■ Objective ■
Output all of the entries below precisely as written.

A block of data:

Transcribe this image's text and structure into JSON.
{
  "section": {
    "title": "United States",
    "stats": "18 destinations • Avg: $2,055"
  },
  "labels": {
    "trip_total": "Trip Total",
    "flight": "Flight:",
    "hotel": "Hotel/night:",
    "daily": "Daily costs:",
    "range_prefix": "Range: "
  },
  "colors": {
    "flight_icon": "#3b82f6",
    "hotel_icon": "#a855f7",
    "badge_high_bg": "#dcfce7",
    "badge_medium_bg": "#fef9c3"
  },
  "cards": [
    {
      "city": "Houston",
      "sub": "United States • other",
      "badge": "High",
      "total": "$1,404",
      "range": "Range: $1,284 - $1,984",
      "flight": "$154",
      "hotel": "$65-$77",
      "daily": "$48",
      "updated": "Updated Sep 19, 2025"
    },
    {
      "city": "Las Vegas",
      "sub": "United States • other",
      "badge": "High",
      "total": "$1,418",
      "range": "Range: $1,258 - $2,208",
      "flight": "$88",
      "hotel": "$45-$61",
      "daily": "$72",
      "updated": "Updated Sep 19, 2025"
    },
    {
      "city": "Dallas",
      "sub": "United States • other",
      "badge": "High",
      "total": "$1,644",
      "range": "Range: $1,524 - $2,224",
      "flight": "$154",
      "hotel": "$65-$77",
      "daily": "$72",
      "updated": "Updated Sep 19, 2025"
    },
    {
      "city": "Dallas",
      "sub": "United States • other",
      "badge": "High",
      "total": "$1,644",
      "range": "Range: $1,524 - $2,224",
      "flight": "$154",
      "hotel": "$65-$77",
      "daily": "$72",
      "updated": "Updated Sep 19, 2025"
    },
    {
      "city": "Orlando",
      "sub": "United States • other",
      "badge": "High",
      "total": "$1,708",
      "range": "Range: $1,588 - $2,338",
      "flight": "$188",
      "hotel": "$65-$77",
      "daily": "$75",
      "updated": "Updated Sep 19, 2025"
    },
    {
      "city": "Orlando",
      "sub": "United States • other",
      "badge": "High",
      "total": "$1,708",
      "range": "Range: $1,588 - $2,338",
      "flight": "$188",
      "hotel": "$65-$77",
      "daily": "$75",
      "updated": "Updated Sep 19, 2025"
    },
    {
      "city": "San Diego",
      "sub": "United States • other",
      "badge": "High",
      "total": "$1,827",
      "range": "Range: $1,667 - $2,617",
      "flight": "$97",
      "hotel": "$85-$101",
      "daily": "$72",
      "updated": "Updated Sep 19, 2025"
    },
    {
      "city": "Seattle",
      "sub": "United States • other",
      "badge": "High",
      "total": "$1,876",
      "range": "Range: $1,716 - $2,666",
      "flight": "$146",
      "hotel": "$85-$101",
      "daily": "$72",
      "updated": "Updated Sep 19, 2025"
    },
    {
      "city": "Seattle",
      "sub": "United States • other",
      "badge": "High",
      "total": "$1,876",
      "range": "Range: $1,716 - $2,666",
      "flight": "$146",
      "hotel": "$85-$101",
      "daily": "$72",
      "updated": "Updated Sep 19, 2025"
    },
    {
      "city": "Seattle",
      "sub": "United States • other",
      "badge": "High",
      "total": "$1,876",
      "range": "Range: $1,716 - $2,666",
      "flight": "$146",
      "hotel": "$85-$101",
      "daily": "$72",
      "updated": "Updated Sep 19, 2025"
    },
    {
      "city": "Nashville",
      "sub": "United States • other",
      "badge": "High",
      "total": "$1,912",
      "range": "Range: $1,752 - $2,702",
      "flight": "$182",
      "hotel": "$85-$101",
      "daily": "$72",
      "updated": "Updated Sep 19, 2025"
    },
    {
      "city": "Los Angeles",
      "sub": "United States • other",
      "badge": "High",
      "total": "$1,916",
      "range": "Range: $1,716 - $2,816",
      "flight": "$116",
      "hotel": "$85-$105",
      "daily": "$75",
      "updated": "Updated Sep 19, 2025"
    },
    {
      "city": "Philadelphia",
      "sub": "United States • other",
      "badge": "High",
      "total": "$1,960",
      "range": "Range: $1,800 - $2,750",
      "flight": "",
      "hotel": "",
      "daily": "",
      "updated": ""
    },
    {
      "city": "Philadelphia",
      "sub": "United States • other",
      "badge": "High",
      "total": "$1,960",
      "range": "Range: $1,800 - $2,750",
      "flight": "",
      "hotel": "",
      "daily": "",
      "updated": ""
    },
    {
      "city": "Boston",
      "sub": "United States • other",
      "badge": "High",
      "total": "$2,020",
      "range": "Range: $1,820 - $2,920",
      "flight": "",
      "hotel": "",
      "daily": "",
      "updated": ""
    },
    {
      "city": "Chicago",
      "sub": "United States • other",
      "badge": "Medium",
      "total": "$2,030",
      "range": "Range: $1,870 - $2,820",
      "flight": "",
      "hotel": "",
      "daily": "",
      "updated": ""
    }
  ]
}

■ The response ■
Transcribe this image's text and structure into JSON.
{
  "section": {
    "title": "United States",
    "stats": "18 destinations • Avg: $2,055"
  },
  "labels": {
    "trip_total": "Trip Total",
    "flight": "Flight:",
    "hotel": "Hotel/night:",
    "daily": "Daily costs:",
    "range_prefix": "Range: "
  },
  "colors": {
    "flight_icon": "#3b82f6",
    "hotel_icon": "#a855f7",
    "badge_high_bg": "#dcfce7",
    "badge_medium_bg": "#fef9c3"
  },
  "cards": [
    {
      "city": "Houston",
      "sub": "United States • other",
      "badge": "High",
      "total": "$1,404",
      "range": "Range: $1,284 - $1,984",
      "flight": "$154",
      "hotel": "$65-$77",
      "daily": "$48",
      "updated": "Updated Sep 19, 2025"
    },
    {
      "city": "Las Vegas",
      "sub": "United States • other",
      "badge": "High",
      "total": "$1,418",
      "range": "Range: $1,258 - $2,208",
      "flight": "$88",
      "hotel": "$45-$61",
      "daily": "$72",
      "updated": "Updated Sep 19, 2025"
    },
    {
      "city": "Dallas",
      "sub": "United States • other",
      "badge": "High",
      "total": "$1,644",
      "range": "Range: $1,524 - $2,224",
      "flight": "$154",
      "hotel": "$65-$77",
      "daily": "$72",
      "updated": "Updated Sep 19, 2025"
    },
    {
      "city": "Dallas",
      "sub": "United States • other",
      "badge": "High",
      "total": "$1,644",
      "range": "Range: $1,524 - $2,224",
      "flight": "$154",
      "hotel": "$65-$77",
      "daily": "$72",
      "updated": "Updated Sep 19, 2025"
    },
    {
      "city": "Orlando",
      "sub": "United States • other",
      "badge": "High",
      "total": "$1,708",
      "range": "Range: $1,588 - $2,338",
      "flight": "$188",
      "hotel": "$65-$77",
      "daily": "$75",
      "updated": "Updated Sep 19, 2025"
    },
    {
      "city": "Orlando",
      "sub": "United States • other",
      "badge": "High",
      "total": "$1,708",
      "range": "Range: $1,588 - $2,338",
      "flight": "$188",
      "hotel": "$65-$77",
      "daily": "$75",
      "updated": "Updated Sep 19, 2025"
    },
    {
      "city": "San Diego",
      "sub": "United States • other",
      "badge": "High",
      "total": "$1,827",
      "range": "Range: $1,667 - $2,617",
      "flight": "$97",
      "hotel": "$85-$101",
      "daily": "$72",
      "updated": "Updated Sep 19, 2025"
    },
    {
      "city": "Seattle",
      "sub": "United States • other",
      "badge": "High",
      "total": "$1,876",
      "range": "Range: $1,716 - $2,666",
      "flight": "$146",
      "hotel": "$85-$101",
      "daily": "$72",
      "updated": "Updated Sep 19, 2025"
    },
    {
      "city": "Seattle",
      "sub": "United States • other",
      "badge": "High",
      "total": "$1,876",
      "range": "Range: $1,716 - $2,666",
      "flight": "$146",
      "hotel": "$85-$101",
      "daily": "$72",
      "updated": "Updated Sep 19, 2025"
    },
    {
      "city": "Seattle",
      "sub": "United States • other",
      "badge": "High",
      "total": "$1,876",
      "range": "Range: $1,716 - $2,666",
      "flight": "$146",
      "hotel": "$85-$101",
      "daily": "$72",
      "updated": "Updated Sep 19, 2025"
    },
    {
      "city": "Nashville",
      "sub": "United States • other",
      "badge": "High",
      "total": "$1,912",
      "range": "Range: $1,752 - $2,702",
      "flight": "$182",
      "hotel": "$85-$101",
      "daily": "$72",
      "updated": "Updated Sep 19, 2025"
    },
    {
      "city": "Los Angeles",
      "sub": "United States • other",
      "badge": "High",
      "total": "$1,916",
      "range": "Range: $1,716 - $2,816",
      "flight": "$116",
      "hotel": "$85-$105",
      "daily": "$75",
      "updated": "Updated Sep 19, 2025"
    },
    {
      "city": "Philadelphia",
      "sub": "United States • other",
      "badge": "High",
      "total": "$1,960",
      "range": "Range: $1,800 - $2,750",
      "flight": "",
      "hotel": "",
      "daily": "",
      "updated": ""
    },
    {
      "city": "Philadelphia",
      "sub": "United States • other",
      "badge": "High",
      "total": "$1,960",
      "range": "Range: $1,800 - $2,750",
      "flight": "",
      "hotel": "",
      "daily": "",
      "updated": ""
    },
    {
      "city": "Boston",
      "sub": "United States • other",
      "badge": "High",
      "total": "$2,020",
      "range": "Range: $1,820 - $2,920",
      "flight": "",
      "hotel": "",
      "daily": "",
      "updated": ""
    },
    {
      "city": "Chicago",
      "sub": "United States • other",
      "badge": "Medium",
      "total": "$2,030",
      "range": "Range: $1,870 - $2,820",
      "flight": "",
      "hotel": "",
      "daily": "",
      "updated": ""
    }
  ]
}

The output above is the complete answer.